▶ **WHAT YOU ARE ASKED TO DO**
Leave out the pictures and copy everything else below exactly.

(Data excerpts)
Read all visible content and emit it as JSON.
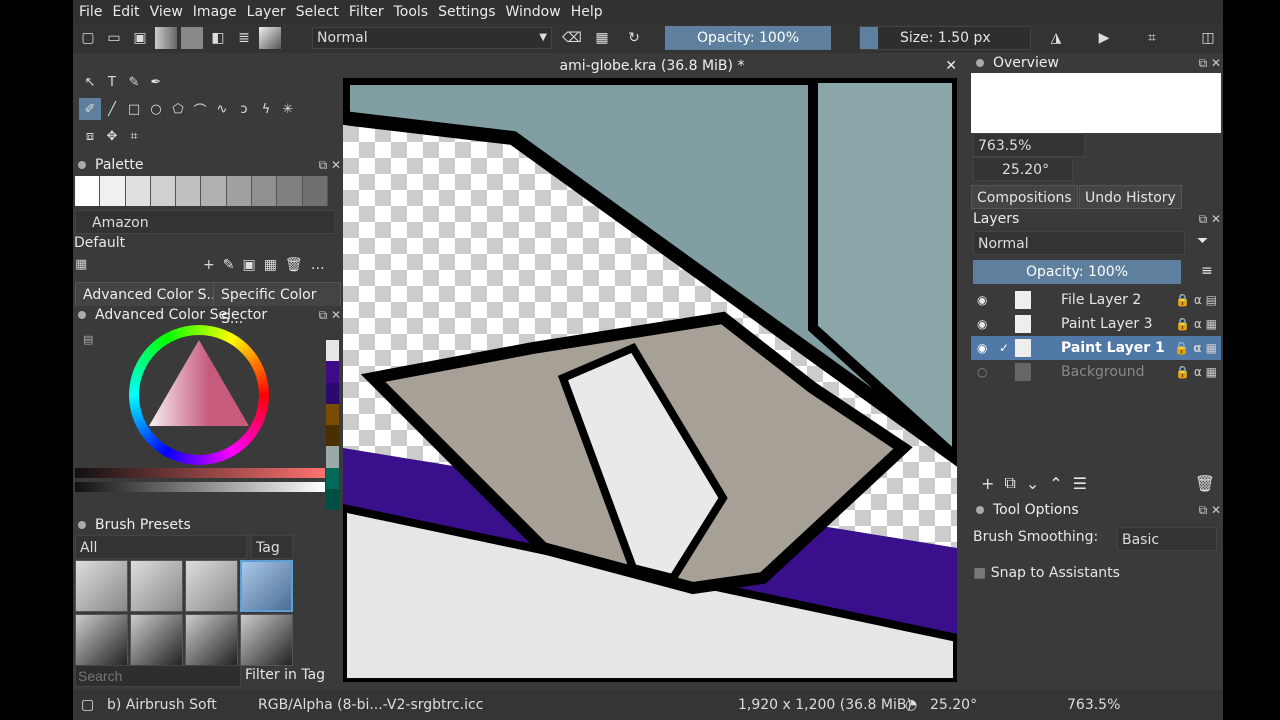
{
  "menu": [
    "File",
    "Edit",
    "View",
    "Image",
    "Layer",
    "Select",
    "Filter",
    "Tools",
    "Settings",
    "Window",
    "Help"
  ],
  "toolbar": {
    "blend_mode": "Normal",
    "opacity": "Opacity: 100%",
    "size": "Size: 1.50 px"
  },
  "palette_panel": {
    "title": "Palette",
    "palette_name": "Amazon",
    "set_name": "Default",
    "swatches": [
      "#ffffff",
      "#f0f0f0",
      "#e0e0e0",
      "#d0d0d0",
      "#c0c0c0",
      "#b0b0b0",
      "#a0a0a0",
      "#909090",
      "#808080",
      "#707070"
    ]
  },
  "color_tabs": [
    "Advanced Color S...",
    "Specific Color S..."
  ],
  "color_selector": {
    "title": "Advanced Color Selector",
    "side_colors": [
      "#e6e6e6",
      "#3d0a88",
      "#2a0a70",
      "#7a4b00",
      "#4a3000",
      "#9aa8a8",
      "#00695a",
      "#004f44"
    ]
  },
  "brush_presets": {
    "title": "Brush Presets",
    "filter": "All",
    "tag": "Tag",
    "search_placeholder": "Search",
    "filter_in_tag": "Filter in Tag"
  },
  "document": {
    "tab_title": "ami-globe.kra (36.8 MiB) *"
  },
  "overview": {
    "title": "Overview",
    "zoom": "763.5%",
    "rotation": "25.20°"
  },
  "right_tabs": [
    "Compositions",
    "Undo History"
  ],
  "layers": {
    "title": "Layers",
    "blend_mode": "Normal",
    "opacity": "Opacity:  100%",
    "items": [
      {
        "name": "File Layer 2"
      },
      {
        "name": "Paint Layer 3"
      },
      {
        "name": "Paint Layer 1"
      },
      {
        "name": "Background"
      }
    ]
  },
  "tool_options": {
    "title": "Tool Options",
    "smoothing_label": "Brush Smoothing:",
    "smoothing_value": "Basic",
    "snap_label": "Snap to Assistants"
  },
  "status": {
    "brush": "b) Airbrush Soft",
    "color_profile": "RGB/Alpha (8-bi...-V2-srgbtrc.icc",
    "dimensions": "1,920 x 1,200 (36.8 MiB)",
    "rotation": "25.20°",
    "zoom": "763.5%"
  }
}
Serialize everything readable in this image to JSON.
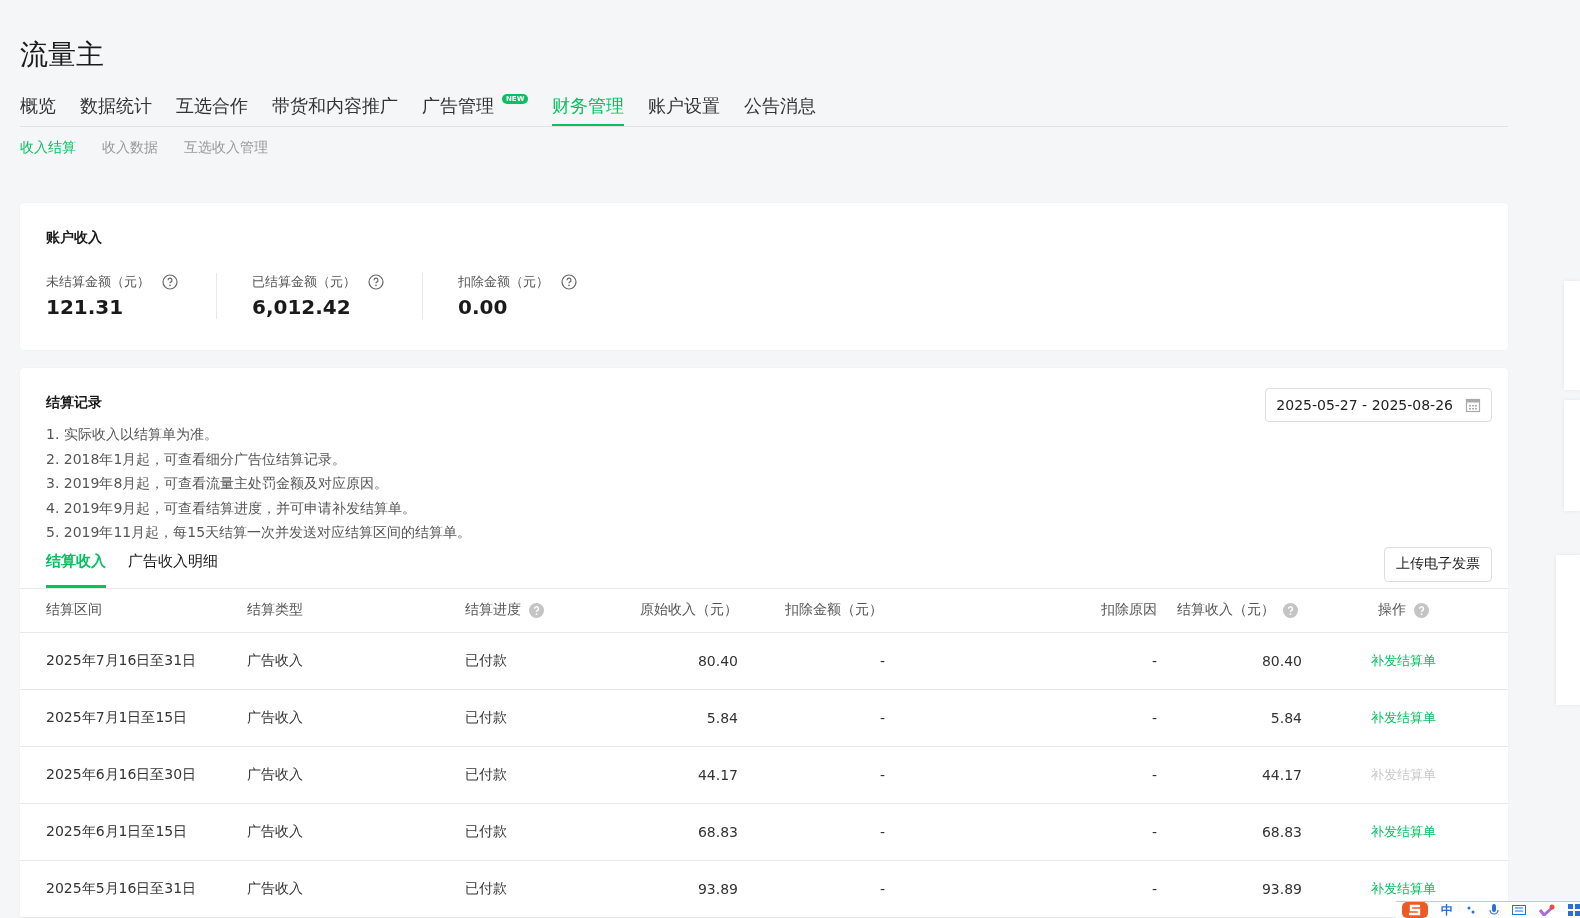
{
  "app_title": "流量主",
  "nav_tabs": [
    {
      "label": "概览",
      "selected": false
    },
    {
      "label": "数据统计",
      "selected": false
    },
    {
      "label": "互选合作",
      "selected": false
    },
    {
      "label": "带货和内容推广",
      "selected": false
    },
    {
      "label": "广告管理",
      "selected": false,
      "badge": "NEW"
    },
    {
      "label": "财务管理",
      "selected": true
    },
    {
      "label": "账户设置",
      "selected": false
    },
    {
      "label": "公告消息",
      "selected": false
    }
  ],
  "sub_tabs": [
    {
      "label": "收入结算",
      "selected": true
    },
    {
      "label": "收入数据",
      "selected": false
    },
    {
      "label": "互选收入管理",
      "selected": false
    }
  ],
  "account_income": {
    "title": "账户收入",
    "stats": [
      {
        "label": "未结算金额（元）",
        "value": "121.31"
      },
      {
        "label": "已结算金额（元）",
        "value": "6,012.42"
      },
      {
        "label": "扣除金额（元）",
        "value": "0.00"
      }
    ]
  },
  "records": {
    "title": "结算记录",
    "date_range": "2025-05-27 - 2025-08-26",
    "notes": [
      "1. 实际收入以结算单为准。",
      "2. 2018年1月起，可查看细分广告位结算记录。",
      "3. 2019年8月起，可查看流量主处罚金额及对应原因。",
      "4. 2019年9月起，可查看结算进度，并可申请补发结算单。",
      "5. 2019年11月起，每15天结算一次并发送对应结算区间的结算单。"
    ],
    "tabs": [
      {
        "label": "结算收入",
        "selected": true
      },
      {
        "label": "广告收入明细",
        "selected": false
      }
    ],
    "upload_button": "上传电子发票",
    "table": {
      "columns": [
        {
          "label": "结算区间",
          "help": false
        },
        {
          "label": "结算类型",
          "help": false
        },
        {
          "label": "结算进度",
          "help": true
        },
        {
          "label": "原始收入（元）",
          "help": false
        },
        {
          "label": "扣除金额（元）",
          "help": false
        },
        {
          "label": "扣除原因",
          "help": false
        },
        {
          "label": "结算收入（元）",
          "help": true
        },
        {
          "label": "操作",
          "help": true
        }
      ],
      "rows": [
        {
          "period": "2025年7月16日至31日",
          "type": "广告收入",
          "progress": "已付款",
          "original": "80.40",
          "deducted": "-",
          "reason": "-",
          "income": "80.40",
          "action": "补发结算单",
          "disabled": false
        },
        {
          "period": "2025年7月1日至15日",
          "type": "广告收入",
          "progress": "已付款",
          "original": "5.84",
          "deducted": "-",
          "reason": "-",
          "income": "5.84",
          "action": "补发结算单",
          "disabled": false
        },
        {
          "period": "2025年6月16日至30日",
          "type": "广告收入",
          "progress": "已付款",
          "original": "44.17",
          "deducted": "-",
          "reason": "-",
          "income": "44.17",
          "action": "补发结算单",
          "disabled": true
        },
        {
          "period": "2025年6月1日至15日",
          "type": "广告收入",
          "progress": "已付款",
          "original": "68.83",
          "deducted": "-",
          "reason": "-",
          "income": "68.83",
          "action": "补发结算单",
          "disabled": false
        },
        {
          "period": "2025年5月16日至31日",
          "type": "广告收入",
          "progress": "已付款",
          "original": "93.89",
          "deducted": "-",
          "reason": "-",
          "income": "93.89",
          "action": "补发结算单",
          "disabled": false
        }
      ]
    }
  },
  "ime_bar": {
    "mode": "中"
  }
}
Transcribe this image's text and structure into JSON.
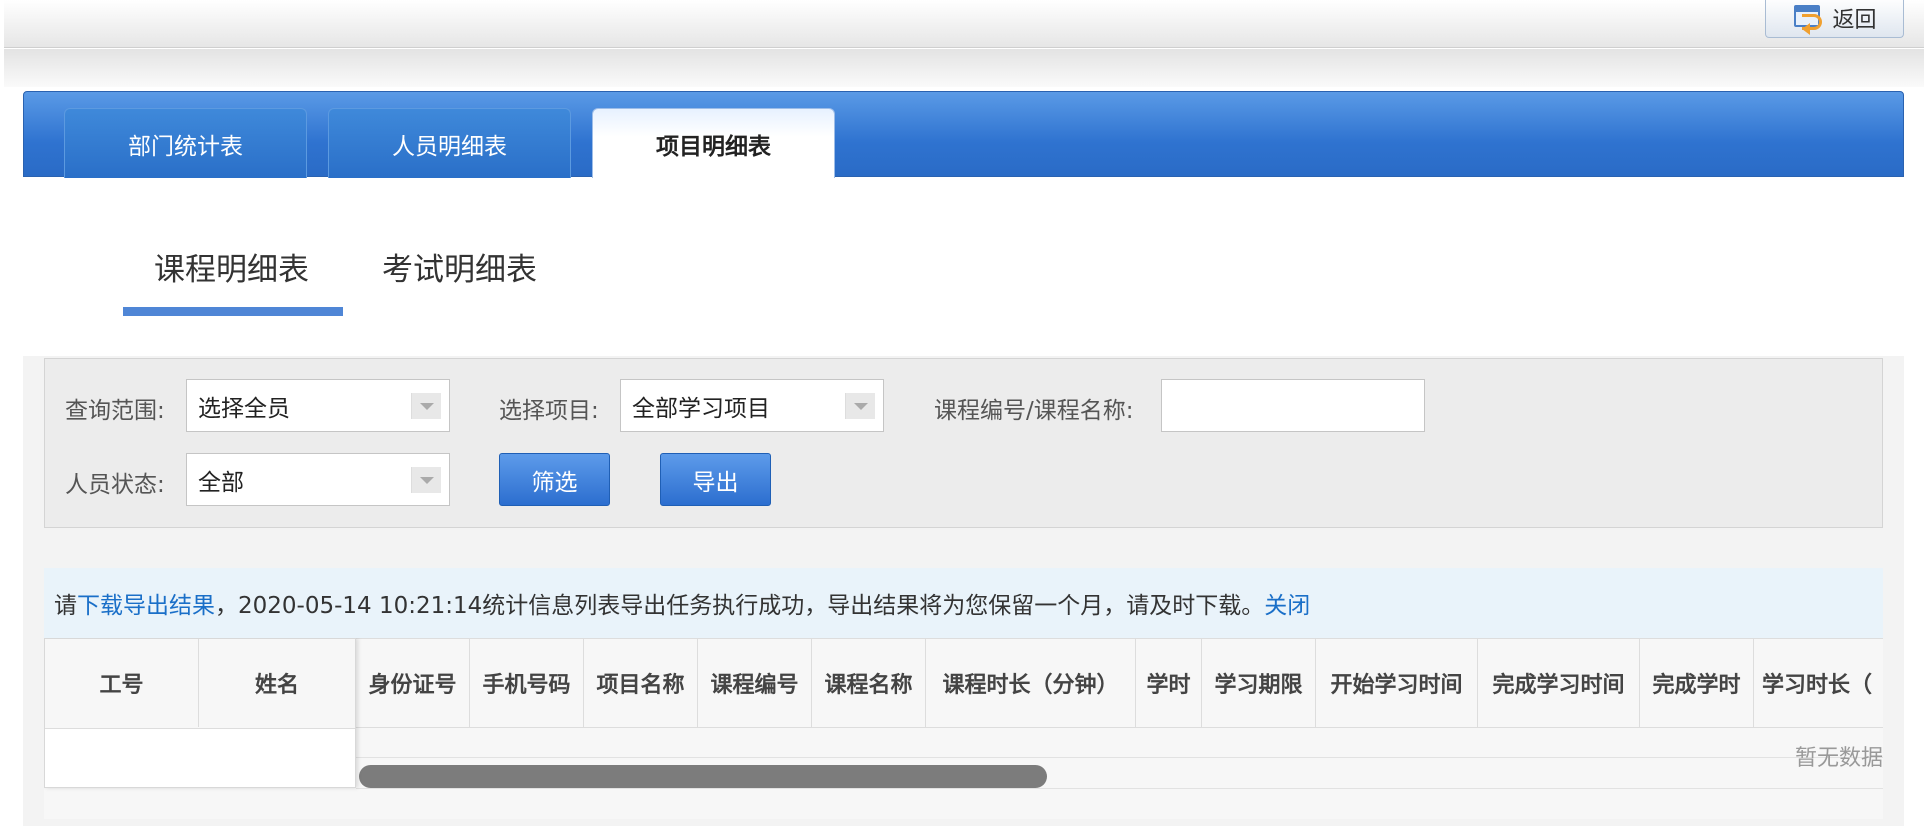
{
  "header": {
    "back_label": "返回"
  },
  "main_tabs": [
    {
      "label": "部门统计表",
      "active": false
    },
    {
      "label": "人员明细表",
      "active": false
    },
    {
      "label": "项目明细表",
      "active": true
    }
  ],
  "sub_tabs": [
    {
      "label": "课程明细表",
      "active": true
    },
    {
      "label": "考试明细表",
      "active": false
    }
  ],
  "filters": {
    "scope_label": "查询范围:",
    "scope_value": "选择全员",
    "project_label": "选择项目:",
    "project_value": "全部学习项目",
    "course_label": "课程编号/课程名称:",
    "course_value": "",
    "status_label": "人员状态:",
    "status_value": "全部",
    "filter_button": "筛选",
    "export_button": "导出"
  },
  "notice": {
    "prefix": "请",
    "download_link": "下载导出结果",
    "message": "，2020-05-14 10:21:14统计信息列表导出任务执行成功，导出结果将为您保留一个月，请及时下载。",
    "close_link": "关闭"
  },
  "table": {
    "fixed_columns": [
      "工号",
      "姓名"
    ],
    "columns": [
      "身份证号",
      "手机号码",
      "项目名称",
      "课程编号",
      "课程名称",
      "课程时长（分钟）",
      "学时",
      "学习期限",
      "开始学习时间",
      "完成学习时间",
      "完成学时",
      "学习时长（"
    ],
    "empty_text": "暂无数据"
  },
  "colors": {
    "accent": "#2f73d0",
    "link": "#1a6fc8",
    "underline": "#4f86d6"
  }
}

▶ **ANSWER TO THIS TASK**
Read all visible content and emit it as JSON.
{
  "menu": [
    "File",
    "Edit",
    "View",
    "Image",
    "Layer",
    "Select",
    "Filter",
    "Tools",
    "Settings",
    "Window",
    "Help"
  ],
  "toolbar": {
    "blend_mode": "Normal",
    "opacity": "Opacity: 100%",
    "size": "Size: 1.50 px"
  },
  "palette_panel": {
    "title": "Palette",
    "palette_name": "Amazon",
    "set_name": "Default",
    "swatches": [
      "#ffffff",
      "#f0f0f0",
      "#e0e0e0",
      "#d0d0d0",
      "#c0c0c0",
      "#b0b0b0",
      "#a0a0a0",
      "#909090",
      "#808080",
      "#707070"
    ]
  },
  "color_tabs": [
    "Advanced Color S...",
    "Specific Color S..."
  ],
  "color_selector": {
    "title": "Advanced Color Selector",
    "side_colors": [
      "#e6e6e6",
      "#3d0a88",
      "#2a0a70",
      "#7a4b00",
      "#4a3000",
      "#9aa8a8",
      "#00695a",
      "#004f44"
    ]
  },
  "brush_presets": {
    "title": "Brush Presets",
    "filter": "All",
    "tag": "Tag",
    "search_placeholder": "Search",
    "filter_in_tag": "Filter in Tag"
  },
  "document": {
    "tab_title": "ami-globe.kra (36.8 MiB) *"
  },
  "overview": {
    "title": "Overview",
    "zoom": "763.5%",
    "rotation": "25.20°"
  },
  "right_tabs": [
    "Compositions",
    "Undo History"
  ],
  "layers": {
    "title": "Layers",
    "blend_mode": "Normal",
    "opacity": "Opacity:  100%",
    "items": [
      {
        "name": "File Layer 2"
      },
      {
        "name": "Paint Layer 3"
      },
      {
        "name": "Paint Layer 1"
      },
      {
        "name": "Background"
      }
    ]
  },
  "tool_options": {
    "title": "Tool Options",
    "smoothing_label": "Brush Smoothing:",
    "smoothing_value": "Basic",
    "snap_label": "Snap to Assistants"
  },
  "status": {
    "brush": "b) Airbrush Soft",
    "color_profile": "RGB/Alpha (8-bi...-V2-srgbtrc.icc",
    "dimensions": "1,920 x 1,200 (36.8 MiB)",
    "rotation": "25.20°",
    "zoom": "763.5%"
  }
}
Serialize everything readable in this image to JSON.
{
  "app_title": "流量主",
  "nav_tabs": [
    {
      "label": "概览",
      "selected": false
    },
    {
      "label": "数据统计",
      "selected": false
    },
    {
      "label": "互选合作",
      "selected": false
    },
    {
      "label": "带货和内容推广",
      "selected": false
    },
    {
      "label": "广告管理",
      "selected": false,
      "badge": "NEW"
    },
    {
      "label": "财务管理",
      "selected": true
    },
    {
      "label": "账户设置",
      "selected": false
    },
    {
      "label": "公告消息",
      "selected": false
    }
  ],
  "sub_tabs": [
    {
      "label": "收入结算",
      "selected": true
    },
    {
      "label": "收入数据",
      "selected": false
    },
    {
      "label": "互选收入管理",
      "selected": false
    }
  ],
  "account_income": {
    "title": "账户收入",
    "stats": [
      {
        "label": "未结算金额（元）",
        "value": "121.31"
      },
      {
        "label": "已结算金额（元）",
        "value": "6,012.42"
      },
      {
        "label": "扣除金额（元）",
        "value": "0.00"
      }
    ]
  },
  "records": {
    "title": "结算记录",
    "date_range": "2025-05-27 - 2025-08-26",
    "notes": [
      "1. 实际收入以结算单为准。",
      "2. 2018年1月起，可查看细分广告位结算记录。",
      "3. 2019年8月起，可查看流量主处罚金额及对应原因。",
      "4. 2019年9月起，可查看结算进度，并可申请补发结算单。",
      "5. 2019年11月起，每15天结算一次并发送对应结算区间的结算单。"
    ],
    "tabs": [
      {
        "label": "结算收入",
        "selected": true
      },
      {
        "label": "广告收入明细",
        "selected": false
      }
    ],
    "upload_button": "上传电子发票",
    "table": {
      "columns": [
        {
          "label": "结算区间",
          "help": false
        },
        {
          "label": "结算类型",
          "help": false
        },
        {
          "label": "结算进度",
          "help": true
        },
        {
          "label": "原始收入（元）",
          "help": false
        },
        {
          "label": "扣除金额（元）",
          "help": false
        },
        {
          "label": "扣除原因",
          "help": false
        },
        {
          "label": "结算收入（元）",
          "help": true
        },
        {
          "label": "操作",
          "help": true
        }
      ],
      "rows": [
        {
          "period": "2025年7月16日至31日",
          "type": "广告收入",
          "progress": "已付款",
          "original": "80.40",
          "deducted": "-",
          "reason": "-",
          "income": "80.40",
          "action": "补发结算单",
          "disabled": false
        },
        {
          "period": "2025年7月1日至15日",
          "type": "广告收入",
          "progress": "已付款",
          "original": "5.84",
          "deducted": "-",
          "reason": "-",
          "income": "5.84",
          "action": "补发结算单",
          "disabled": false
        },
        {
          "period": "2025年6月16日至30日",
          "type": "广告收入",
          "progress": "已付款",
          "original": "44.17",
          "deducted": "-",
          "reason": "-",
          "income": "44.17",
          "action": "补发结算单",
          "disabled": true
        },
        {
          "period": "2025年6月1日至15日",
          "type": "广告收入",
          "progress": "已付款",
          "original": "68.83",
          "deducted": "-",
          "reason": "-",
          "income": "68.83",
          "action": "补发结算单",
          "disabled": false
        },
        {
          "period": "2025年5月16日至31日",
          "type": "广告收入",
          "progress": "已付款",
          "original": "93.89",
          "deducted": "-",
          "reason": "-",
          "income": "93.89",
          "action": "补发结算单",
          "disabled": false
        }
      ]
    }
  },
  "ime_bar": {
    "mode": "中"
  }
}
Transcribe this image's text and structure into JSON.
{
  "header": {
    "back_label": "返回"
  },
  "main_tabs": [
    {
      "label": "部门统计表",
      "active": false
    },
    {
      "label": "人员明细表",
      "active": false
    },
    {
      "label": "项目明细表",
      "active": true
    }
  ],
  "sub_tabs": [
    {
      "label": "课程明细表",
      "active": true
    },
    {
      "label": "考试明细表",
      "active": false
    }
  ],
  "filters": {
    "scope_label": "查询范围:",
    "scope_value": "选择全员",
    "project_label": "选择项目:",
    "project_value": "全部学习项目",
    "course_label": "课程编号/课程名称:",
    "course_value": "",
    "status_label": "人员状态:",
    "status_value": "全部",
    "filter_button": "筛选",
    "export_button": "导出"
  },
  "notice": {
    "prefix": "请",
    "download_link": "下载导出结果",
    "message": "，2020-05-14 10:21:14统计信息列表导出任务执行成功，导出结果将为您保留一个月，请及时下载。",
    "close_link": "关闭"
  },
  "table": {
    "fixed_columns": [
      "工号",
      "姓名"
    ],
    "columns": [
      "身份证号",
      "手机号码",
      "项目名称",
      "课程编号",
      "课程名称",
      "课程时长（分钟）",
      "学时",
      "学习期限",
      "开始学习时间",
      "完成学习时间",
      "完成学时",
      "学习时长（"
    ],
    "empty_text": "暂无数据"
  },
  "colors": {
    "accent": "#2f73d0",
    "link": "#1a6fc8",
    "underline": "#4f86d6"
  }
}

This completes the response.